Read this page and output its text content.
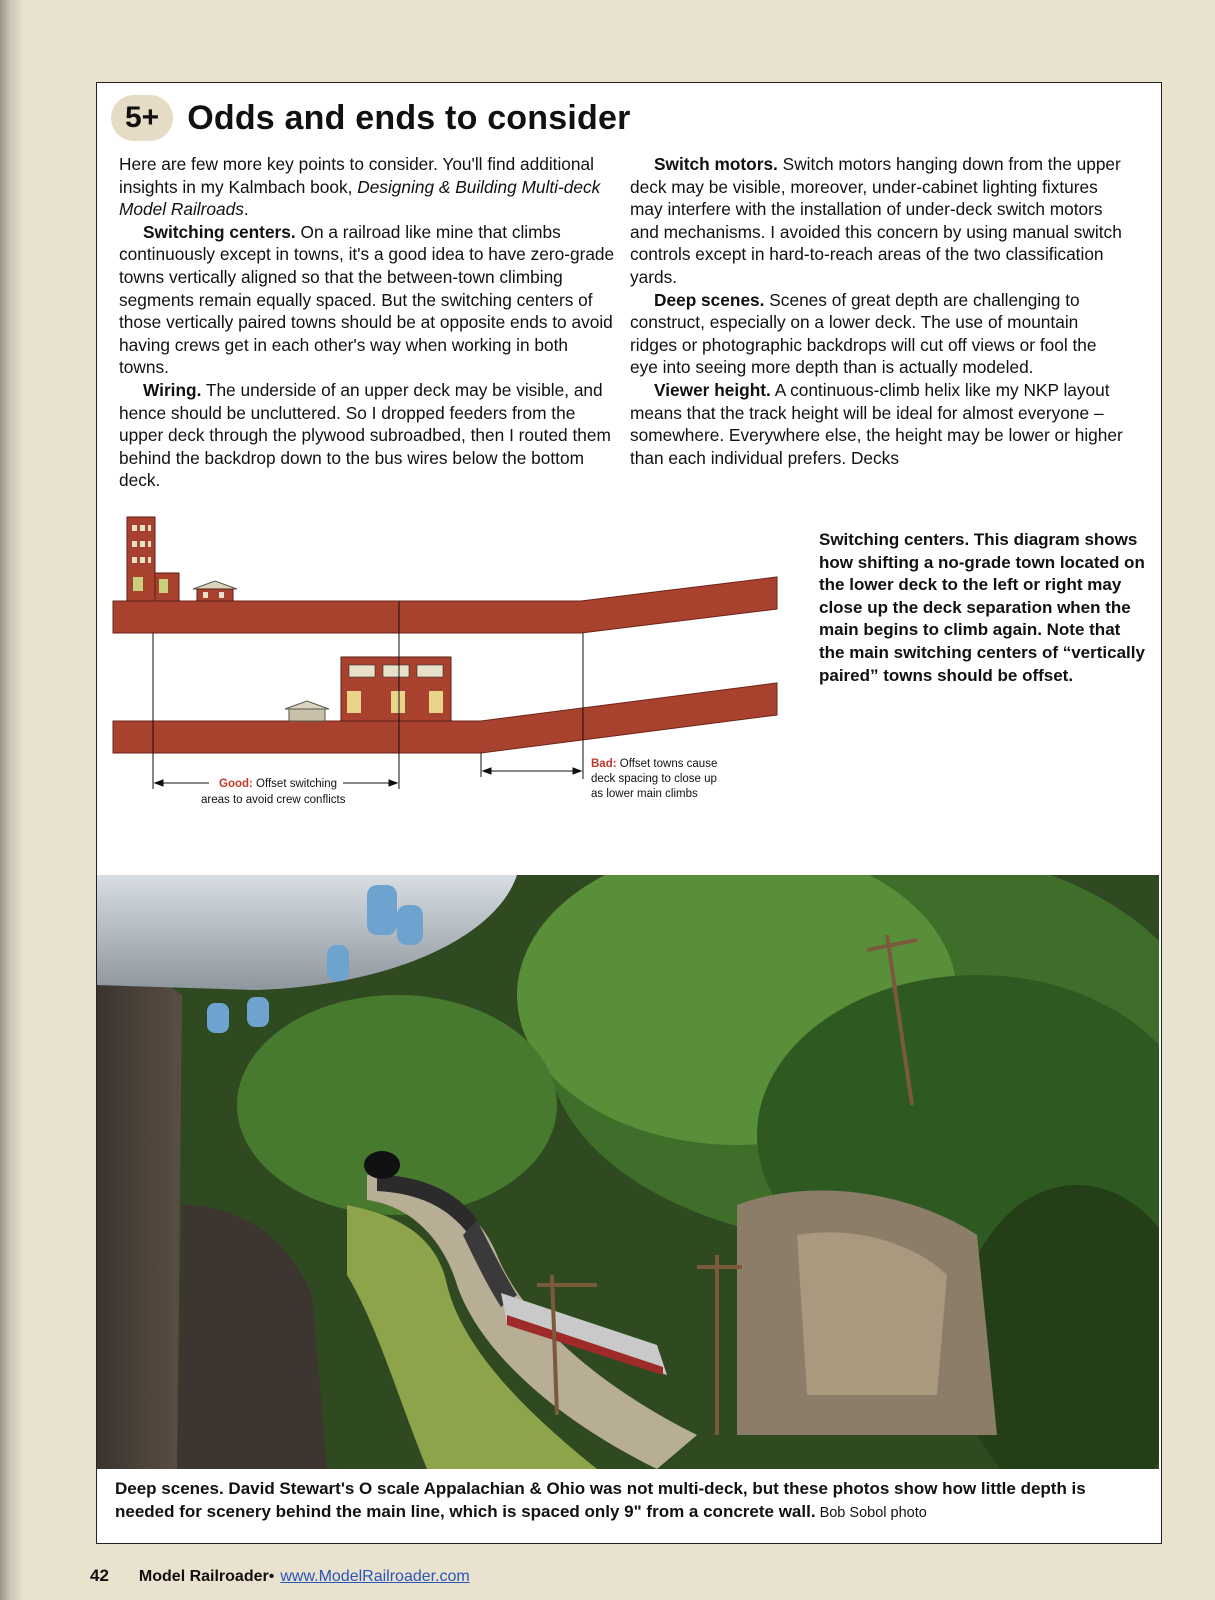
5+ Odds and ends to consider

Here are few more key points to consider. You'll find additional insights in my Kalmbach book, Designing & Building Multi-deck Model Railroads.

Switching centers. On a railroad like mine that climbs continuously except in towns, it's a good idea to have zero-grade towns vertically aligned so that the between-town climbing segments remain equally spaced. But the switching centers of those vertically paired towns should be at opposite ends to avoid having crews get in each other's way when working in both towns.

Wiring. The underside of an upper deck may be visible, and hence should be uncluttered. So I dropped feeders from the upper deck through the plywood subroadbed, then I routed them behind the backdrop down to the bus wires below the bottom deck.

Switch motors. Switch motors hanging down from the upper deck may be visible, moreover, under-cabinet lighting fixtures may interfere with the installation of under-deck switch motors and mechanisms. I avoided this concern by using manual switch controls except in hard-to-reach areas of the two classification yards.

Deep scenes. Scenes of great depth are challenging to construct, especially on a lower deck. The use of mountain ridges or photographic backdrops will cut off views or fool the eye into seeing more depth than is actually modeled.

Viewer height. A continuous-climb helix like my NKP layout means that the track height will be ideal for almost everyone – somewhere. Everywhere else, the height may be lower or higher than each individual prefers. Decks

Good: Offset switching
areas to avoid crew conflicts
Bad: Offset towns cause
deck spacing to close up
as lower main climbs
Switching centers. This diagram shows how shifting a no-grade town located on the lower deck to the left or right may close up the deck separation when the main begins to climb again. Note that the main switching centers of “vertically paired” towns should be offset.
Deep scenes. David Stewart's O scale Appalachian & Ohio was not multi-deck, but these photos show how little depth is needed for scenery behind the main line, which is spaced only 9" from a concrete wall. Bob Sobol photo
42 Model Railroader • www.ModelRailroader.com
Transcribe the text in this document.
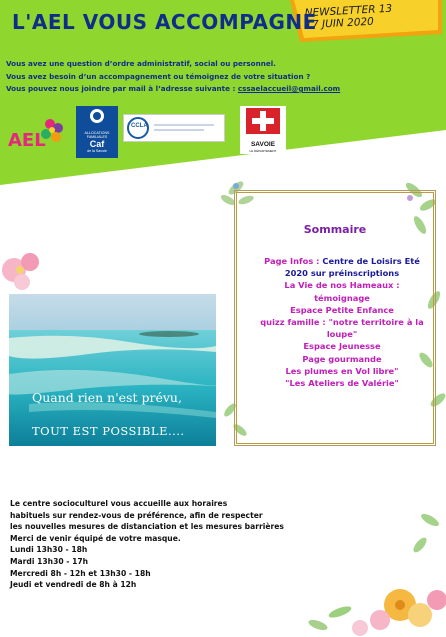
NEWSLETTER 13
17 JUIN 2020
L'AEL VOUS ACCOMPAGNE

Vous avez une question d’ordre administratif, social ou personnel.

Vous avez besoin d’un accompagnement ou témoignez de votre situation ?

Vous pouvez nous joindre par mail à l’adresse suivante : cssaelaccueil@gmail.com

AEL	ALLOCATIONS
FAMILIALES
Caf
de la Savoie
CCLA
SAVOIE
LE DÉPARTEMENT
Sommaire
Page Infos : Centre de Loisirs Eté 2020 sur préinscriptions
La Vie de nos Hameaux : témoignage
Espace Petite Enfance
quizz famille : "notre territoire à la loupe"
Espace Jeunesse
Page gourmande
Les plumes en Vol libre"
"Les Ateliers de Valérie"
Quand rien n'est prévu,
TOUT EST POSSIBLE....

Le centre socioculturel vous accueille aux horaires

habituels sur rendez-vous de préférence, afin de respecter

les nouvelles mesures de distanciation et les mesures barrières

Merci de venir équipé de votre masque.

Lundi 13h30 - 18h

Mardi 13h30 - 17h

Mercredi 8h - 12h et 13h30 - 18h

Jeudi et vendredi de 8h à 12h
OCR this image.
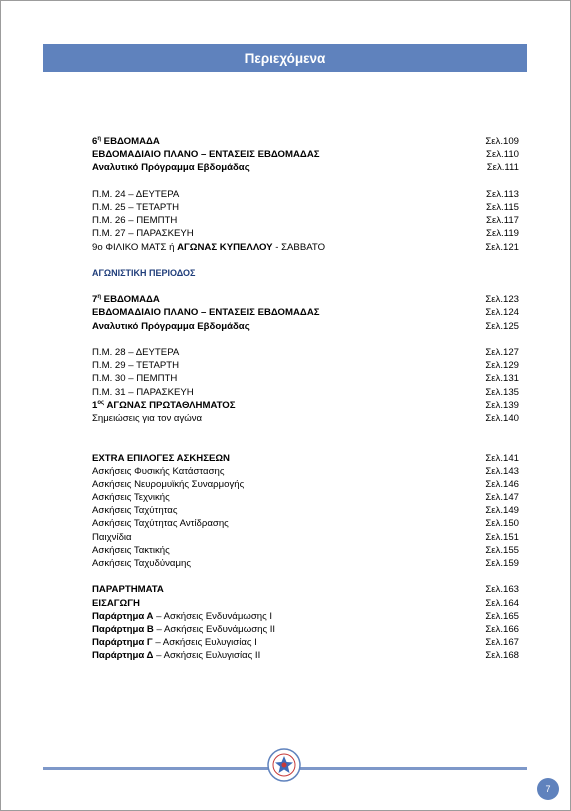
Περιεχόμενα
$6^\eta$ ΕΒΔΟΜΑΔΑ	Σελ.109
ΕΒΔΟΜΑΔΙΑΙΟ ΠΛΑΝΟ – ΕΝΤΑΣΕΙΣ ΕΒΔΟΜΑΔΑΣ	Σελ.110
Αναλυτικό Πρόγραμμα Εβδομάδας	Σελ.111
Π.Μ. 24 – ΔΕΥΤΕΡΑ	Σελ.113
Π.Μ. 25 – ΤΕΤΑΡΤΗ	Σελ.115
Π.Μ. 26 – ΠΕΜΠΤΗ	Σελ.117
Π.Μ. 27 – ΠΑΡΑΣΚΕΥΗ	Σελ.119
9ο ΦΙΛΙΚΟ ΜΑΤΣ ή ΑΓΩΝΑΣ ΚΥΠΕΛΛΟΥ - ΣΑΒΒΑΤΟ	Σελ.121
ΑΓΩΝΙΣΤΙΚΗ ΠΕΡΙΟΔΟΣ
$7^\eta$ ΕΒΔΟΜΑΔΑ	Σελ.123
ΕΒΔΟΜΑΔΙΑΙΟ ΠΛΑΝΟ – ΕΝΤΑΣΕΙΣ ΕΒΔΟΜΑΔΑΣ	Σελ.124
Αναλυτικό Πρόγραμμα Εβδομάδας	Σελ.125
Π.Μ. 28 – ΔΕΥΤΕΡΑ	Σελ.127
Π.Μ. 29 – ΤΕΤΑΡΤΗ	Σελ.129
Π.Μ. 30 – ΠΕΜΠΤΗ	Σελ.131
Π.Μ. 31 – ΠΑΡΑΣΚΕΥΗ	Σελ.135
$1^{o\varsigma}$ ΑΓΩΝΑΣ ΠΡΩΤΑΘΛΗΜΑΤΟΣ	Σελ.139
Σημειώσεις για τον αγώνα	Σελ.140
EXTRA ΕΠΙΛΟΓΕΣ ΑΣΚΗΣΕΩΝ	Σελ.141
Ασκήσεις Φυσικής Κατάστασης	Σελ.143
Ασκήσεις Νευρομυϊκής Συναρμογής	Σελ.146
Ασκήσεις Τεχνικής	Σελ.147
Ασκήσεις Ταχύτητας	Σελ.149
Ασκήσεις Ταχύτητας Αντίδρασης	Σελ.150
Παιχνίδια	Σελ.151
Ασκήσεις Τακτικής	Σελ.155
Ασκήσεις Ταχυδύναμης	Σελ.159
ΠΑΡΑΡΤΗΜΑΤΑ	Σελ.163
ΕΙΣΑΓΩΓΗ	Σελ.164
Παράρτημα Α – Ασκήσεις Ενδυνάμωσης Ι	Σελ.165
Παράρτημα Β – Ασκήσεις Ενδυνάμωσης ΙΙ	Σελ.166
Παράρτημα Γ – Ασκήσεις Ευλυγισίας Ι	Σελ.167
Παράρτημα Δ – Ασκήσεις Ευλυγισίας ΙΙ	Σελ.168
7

--------------------

Task objective –
Of all the lines in the listing above, how many include "ΔΕΥΤΕΡΑ"? Write only the number.

Solution –
2